- **WHAT TO DO**: Repeat the lines in the entries below word for word, starting with the line that contains "- battery-icon: 67: [1047, 45, 1134, 87]" and ending with the line that contains "- tab-active-indicator: [424, 993, 470, 1002]", both included.

[Image layout annotations]
- - - - -

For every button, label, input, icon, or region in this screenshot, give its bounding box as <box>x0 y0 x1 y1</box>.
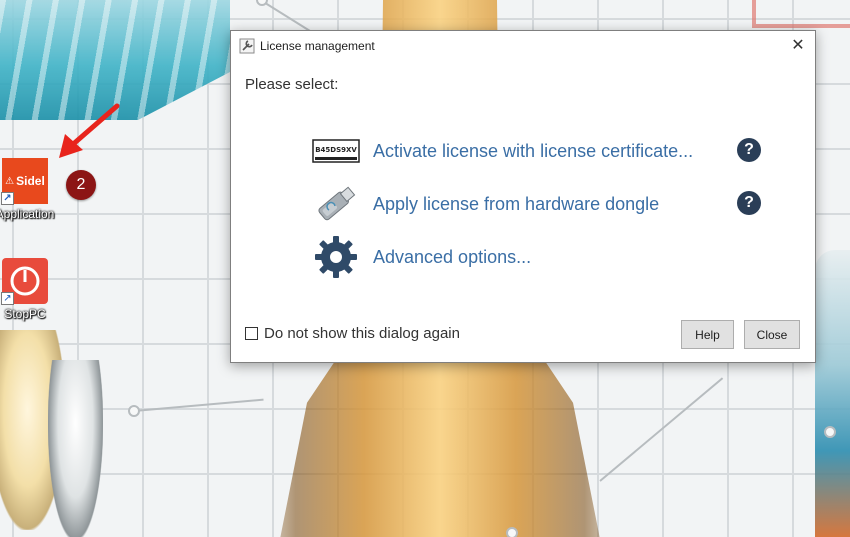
sidel-logo-text: Sidel <box>16 174 45 188</box>
wallpaper-node <box>506 527 518 537</box>
close-icon[interactable]: ✕ <box>787 35 809 57</box>
license-management-dialog: License management ✕ Please select: B45D… <box>230 30 816 363</box>
dont-show-again-checkbox[interactable]: Do not show this dialog again <box>245 325 460 342</box>
desktop-icon-label: StopPC <box>4 307 46 321</box>
wallpaper-wire <box>133 398 264 412</box>
shortcut-arrow-icon: ↗ <box>1 192 14 205</box>
wallpaper-bulb-image <box>48 360 103 537</box>
wallpaper-node <box>824 426 836 438</box>
sidel-app-icon: ⚠ Sidel ↗ <box>1 158 48 205</box>
help-button[interactable]: Help <box>681 320 734 349</box>
option-label[interactable]: Activate license with license certificat… <box>373 141 693 162</box>
wallpaper-wire <box>599 377 724 482</box>
dialog-title: License management <box>260 39 375 53</box>
desktop-icon-label: Application <box>0 207 55 221</box>
desktop-icon-stoppc[interactable]: ↗ StopPC <box>0 258 56 321</box>
option-activate-certificate[interactable]: B45DS9XV Activate license with license c… <box>311 131 771 171</box>
option-hardware-dongle[interactable]: Apply license from hardware dongle <box>311 184 771 224</box>
close-button[interactable]: Close <box>744 320 800 349</box>
dialog-titlebar[interactable]: License management ✕ <box>231 31 815 61</box>
wallpaper-bottle-image <box>815 250 850 537</box>
option-advanced[interactable]: Advanced options... <box>311 236 771 278</box>
power-icon: ↗ <box>1 258 48 305</box>
checkbox-box[interactable] <box>245 327 258 340</box>
option-label[interactable]: Apply license from hardware dongle <box>373 194 659 215</box>
step-marker-2: 2 <box>66 170 96 200</box>
wallpaper-stamp <box>752 0 850 28</box>
dialog-prompt: Please select: <box>245 76 339 93</box>
usb-dongle-icon <box>311 184 361 224</box>
option-label[interactable]: Advanced options... <box>373 247 531 268</box>
help-icon[interactable]: ? <box>737 138 761 162</box>
wallpaper-node <box>128 405 140 417</box>
help-icon[interactable]: ? <box>737 191 761 215</box>
red-arrow-annotation <box>59 103 120 158</box>
wrench-icon <box>239 38 255 54</box>
desktop-icon-application[interactable]: ⚠ Sidel ↗ Application <box>0 158 56 221</box>
license-certificate-icon: B45DS9XV <box>311 131 361 171</box>
certificate-code: B45DS9XV <box>315 146 357 154</box>
shortcut-arrow-icon: ↗ <box>1 292 14 305</box>
checkbox-label: Do not show this dialog again <box>264 325 460 342</box>
gear-icon <box>311 236 361 278</box>
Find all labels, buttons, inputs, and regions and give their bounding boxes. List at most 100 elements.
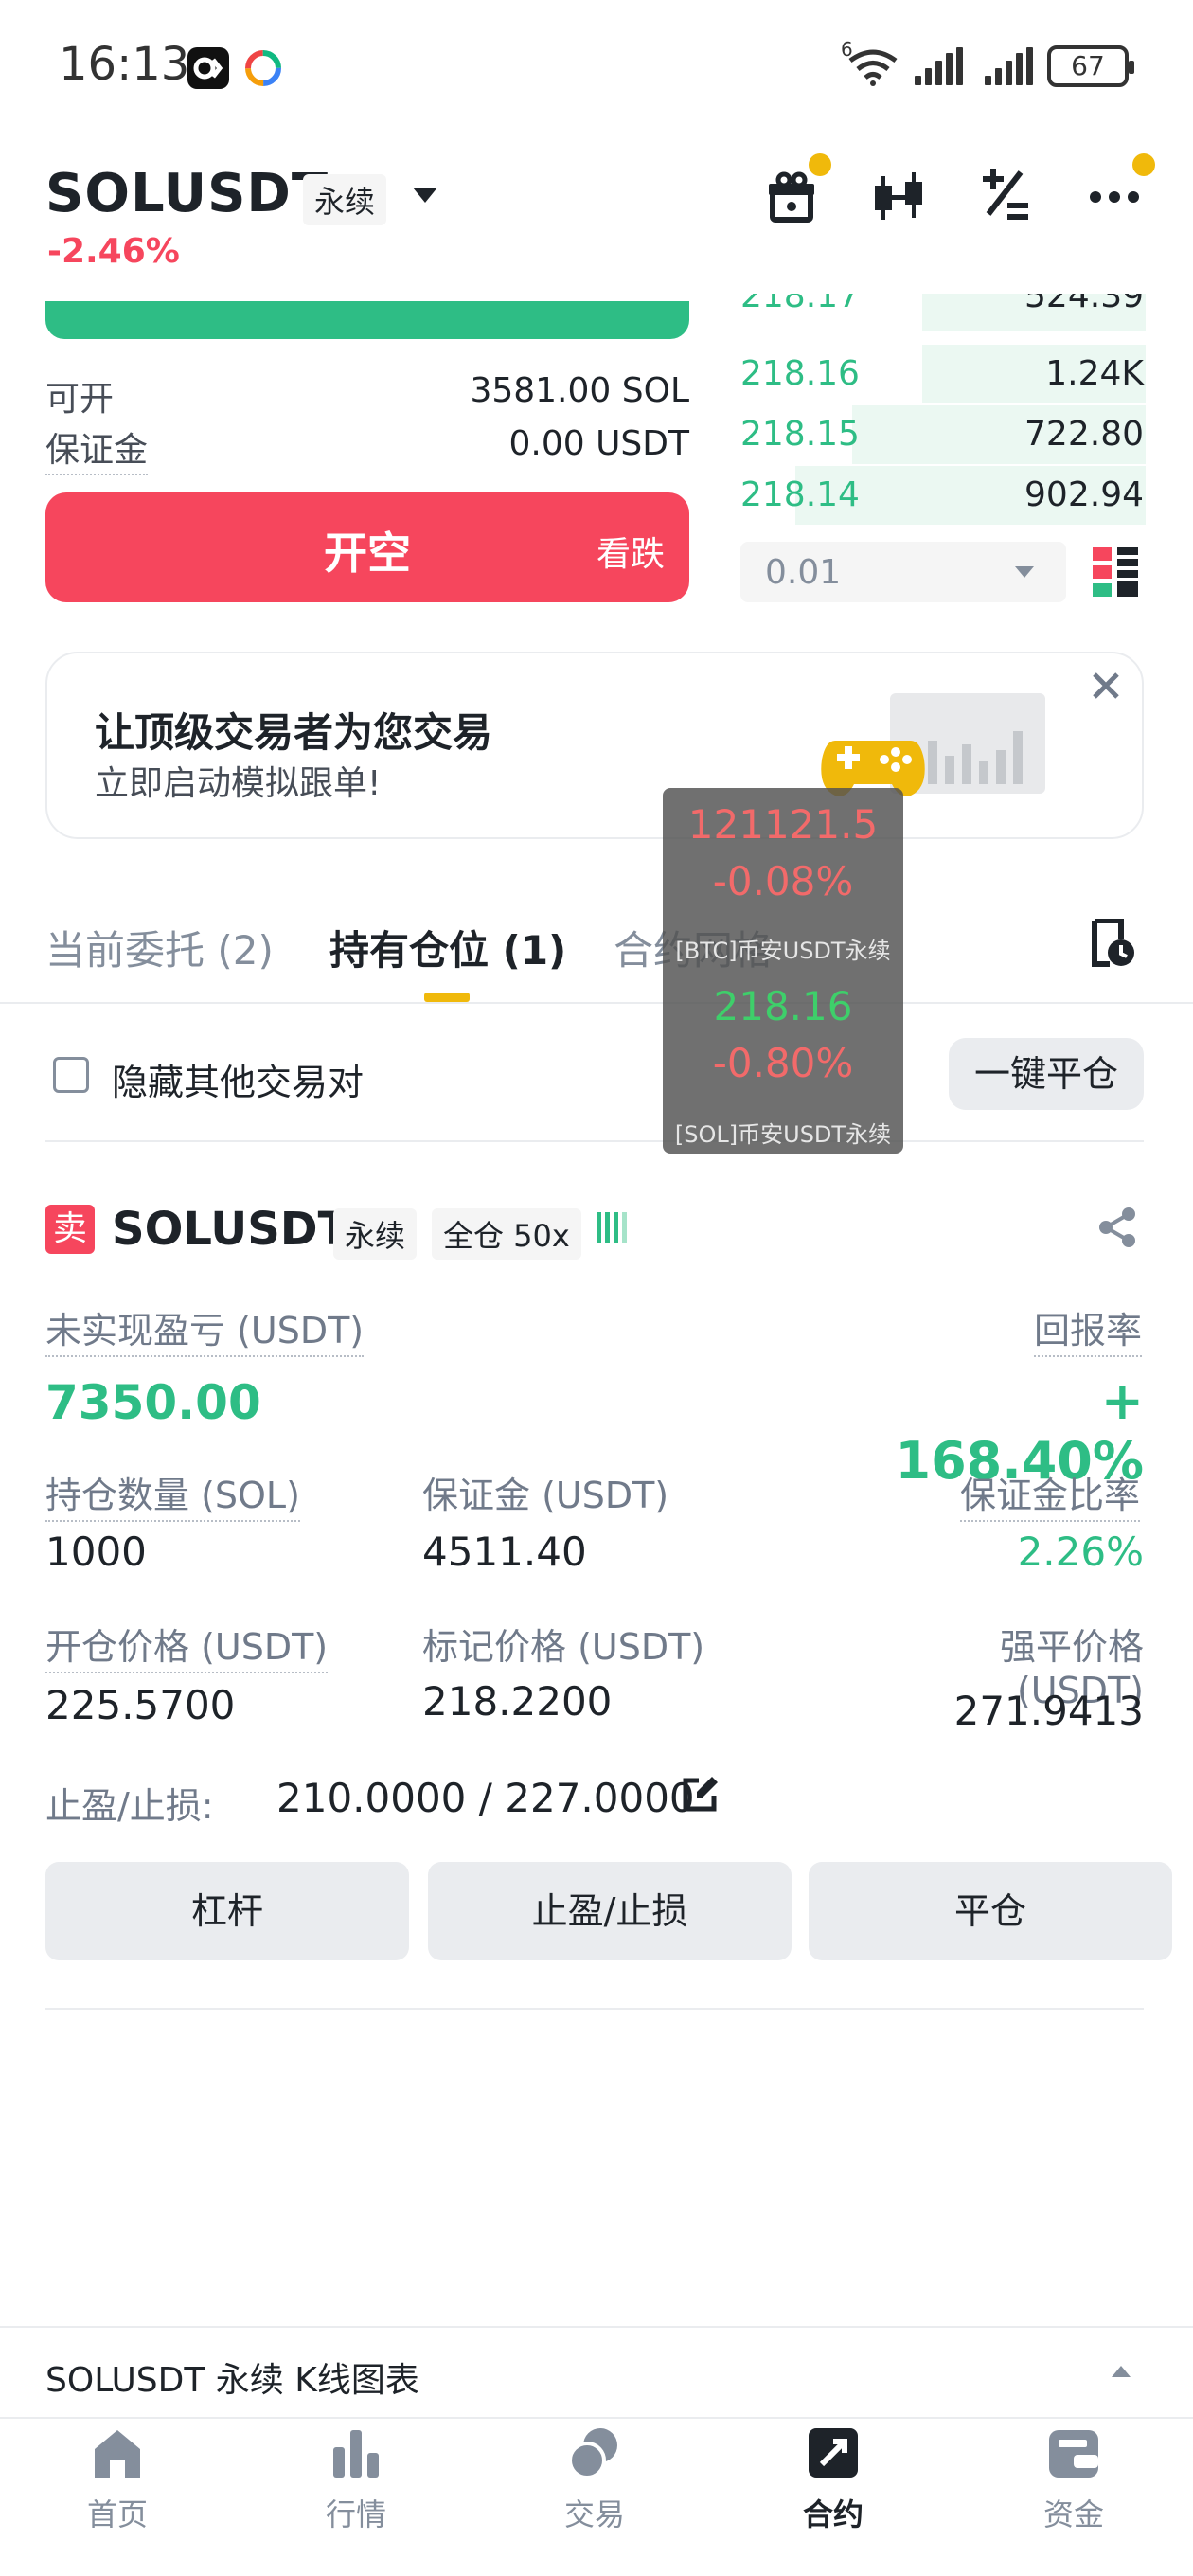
- battery-icon: 67: [1047, 45, 1134, 87]
- order-book-row[interactable]: 218.15 722.80: [739, 405, 1146, 464]
- tab-positions[interactable]: 持有仓位 (1): [329, 919, 566, 976]
- promo-subtitle: 立即启动模拟跟单!: [95, 764, 382, 803]
- more-badge-dot: [1132, 153, 1155, 176]
- battery-level: 67: [1071, 50, 1105, 81]
- size-value: 1000: [45, 1529, 147, 1575]
- card-divider: [45, 2008, 1144, 2010]
- liq-price-value: 271.9413: [953, 1688, 1144, 1734]
- pair-title[interactable]: SOLUSDT: [45, 163, 329, 224]
- tab-active-indicator: [424, 993, 470, 1002]
- unrealized-pnl-value: 7350.00: [45, 1375, 261, 1430]
- hide-others-label[interactable]: 隐藏其他交易对: [112, 1053, 364, 1105]
- gift-badge-dot: [809, 153, 831, 176]
- tpsl-button[interactable]: 止盈/止损: [428, 1862, 792, 1960]
- sell-badge: 卖: [45, 1205, 95, 1254]
- promo-banner[interactable]: 让顶级交易者为您交易 立即启动模拟跟单!: [45, 652, 1144, 839]
- chevron-up-icon[interactable]: [1110, 2364, 1132, 2383]
- promo-title: 让顶级交易者为您交易: [95, 709, 493, 756]
- margin-value: 0.00 USDT: [508, 424, 689, 463]
- depth-step-value: 0.01: [765, 553, 842, 592]
- order-book-row[interactable]: 218.16 1.24K: [739, 345, 1146, 403]
- order-book-price: 218.16: [740, 354, 860, 393]
- btc-price: 121121.5: [687, 801, 879, 848]
- btc-change: -0.08%: [712, 858, 854, 904]
- available-label: 可开: [45, 380, 115, 419]
- order-book-qty: 1.24K: [1045, 354, 1144, 393]
- order-book-qty: 722.80: [1024, 415, 1144, 454]
- sol-label: [SOL]币安USDT永续: [674, 1121, 892, 1148]
- more-icon[interactable]: [1089, 189, 1140, 203]
- wifi-icon: 6: [841, 38, 899, 87]
- markets-icon: [328, 2424, 384, 2481]
- position-margin-value: 4511.40: [422, 1529, 587, 1575]
- colorful-app-icon: [242, 47, 284, 89]
- mark-price-label: 标记价格 (USDT): [422, 1626, 705, 1668]
- close-position-button[interactable]: 平仓: [809, 1862, 1172, 1960]
- depth-step-select[interactable]: 0.01: [740, 542, 1066, 602]
- open-short-label: 开空: [324, 528, 411, 579]
- close-icon[interactable]: [1089, 669, 1123, 703]
- nav-label: 行情: [325, 2496, 386, 2532]
- order-history-icon[interactable]: [1089, 918, 1136, 968]
- margin-label[interactable]: 保证金: [45, 422, 149, 475]
- calculator-icon[interactable]: [979, 167, 1032, 224]
- nav-futures[interactable]: 合约: [739, 2424, 928, 2534]
- edit-icon[interactable]: [682, 1775, 720, 1813]
- filter-divider: [45, 1140, 1144, 1142]
- candlestick-icon[interactable]: [869, 169, 928, 225]
- sol-price: 218.16: [713, 983, 853, 1029]
- position-contract-tag: 永续: [333, 1208, 418, 1260]
- entry-price-label[interactable]: 开仓价格 (USDT): [45, 1618, 329, 1673]
- mark-price-value: 218.2200: [422, 1678, 613, 1725]
- tpsl-value: 210.0000 / 227.0000: [276, 1775, 695, 1821]
- hide-others-checkbox[interactable]: [53, 1057, 89, 1093]
- tpsl-label: 止盈/止损:: [45, 1785, 214, 1827]
- btc-label: [BTC]币安USDT永续: [675, 938, 891, 964]
- pair-change: -2.46%: [47, 232, 180, 271]
- margin-ratio-label[interactable]: 保证金比率: [960, 1466, 1141, 1522]
- roe-label[interactable]: 回报率: [1034, 1301, 1143, 1357]
- order-book-price: 218.14: [740, 475, 860, 514]
- entry-price-value: 225.5700: [45, 1682, 236, 1728]
- app-notification-icon: [187, 47, 229, 89]
- wallet-icon: [1045, 2424, 1102, 2481]
- nav-label: 交易: [563, 2496, 625, 2532]
- book-layout-icon[interactable]: [1093, 547, 1138, 597]
- pair-dropdown-icon[interactable]: [411, 186, 439, 210]
- tabs-divider: [0, 1002, 1193, 1004]
- signal-icon-2: [985, 47, 1033, 85]
- margin-mode-tag[interactable]: 全仓 50x: [432, 1208, 581, 1260]
- leverage-button[interactable]: 杠杆: [45, 1862, 409, 1960]
- margin-ratio-value: 2.26%: [1017, 1529, 1144, 1575]
- open-short-button[interactable]: 开空 看跌: [45, 492, 689, 602]
- contract-tag: 永续: [303, 174, 387, 225]
- trade-icon: [566, 2424, 623, 2481]
- gift-icon[interactable]: [763, 169, 820, 225]
- position-symbol[interactable]: SOLUSDT: [112, 1203, 348, 1256]
- unrealized-pnl-label[interactable]: 未实现盈亏 (USDT): [45, 1301, 365, 1357]
- order-book-qty: 902.94: [1024, 475, 1144, 514]
- nav-wallet[interactable]: 资金: [979, 2424, 1168, 2534]
- signal-icon-1: [915, 47, 963, 85]
- status-time: 16:13: [59, 38, 190, 91]
- open-short-sublabel: 看跌: [596, 535, 665, 574]
- floating-ticker-overlay[interactable]: 121121.5 -0.08% [BTC]币安USDT永续 218.16 -0.…: [663, 788, 903, 1154]
- order-book-qty: 524.39: [1024, 294, 1144, 315]
- position-margin-label: 保证金 (USDT): [422, 1475, 669, 1516]
- tab-open-orders[interactable]: 当前委托 (2): [45, 919, 274, 976]
- nav-markets[interactable]: 行情: [261, 2424, 451, 2534]
- close-all-button[interactable]: 一键平仓: [949, 1038, 1144, 1110]
- order-book-row[interactable]: 218.14 902.94: [739, 466, 1146, 525]
- nav-label: 资金: [1042, 2496, 1104, 2532]
- share-icon[interactable]: [1098, 1207, 1138, 1248]
- nav-trade[interactable]: 交易: [500, 2424, 689, 2534]
- order-book-row[interactable]: 218.17 524.39: [739, 294, 1146, 331]
- nav-home[interactable]: 首页: [23, 2424, 212, 2534]
- futures-icon: [805, 2424, 862, 2481]
- sol-change: -0.80%: [712, 1040, 854, 1086]
- order-book-price: 218.15: [740, 415, 860, 454]
- order-book-price: 218.17: [740, 294, 860, 315]
- nav-label: 合约: [802, 2496, 864, 2532]
- size-label[interactable]: 持仓数量 (SOL): [45, 1466, 300, 1522]
- risk-level-icon: [595, 1210, 629, 1244]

- - - - -

- **RESPONSE**:
- battery-icon: 67: [1047, 45, 1134, 87]
- order-book-row[interactable]: 218.15 722.80: [739, 405, 1146, 464]
- tab-positions[interactable]: 持有仓位 (1): [329, 919, 566, 976]
- promo-subtitle: 立即启动模拟跟单!: [95, 764, 382, 803]
- more-badge-dot: [1132, 153, 1155, 176]
- battery-level: 67: [1071, 50, 1105, 81]
- size-value: 1000: [45, 1529, 147, 1575]
- card-divider: [45, 2008, 1144, 2010]
- liq-price-value: 271.9413: [953, 1688, 1144, 1734]
- pair-title[interactable]: SOLUSDT: [45, 163, 329, 224]
- tab-active-indicator: [424, 993, 470, 1002]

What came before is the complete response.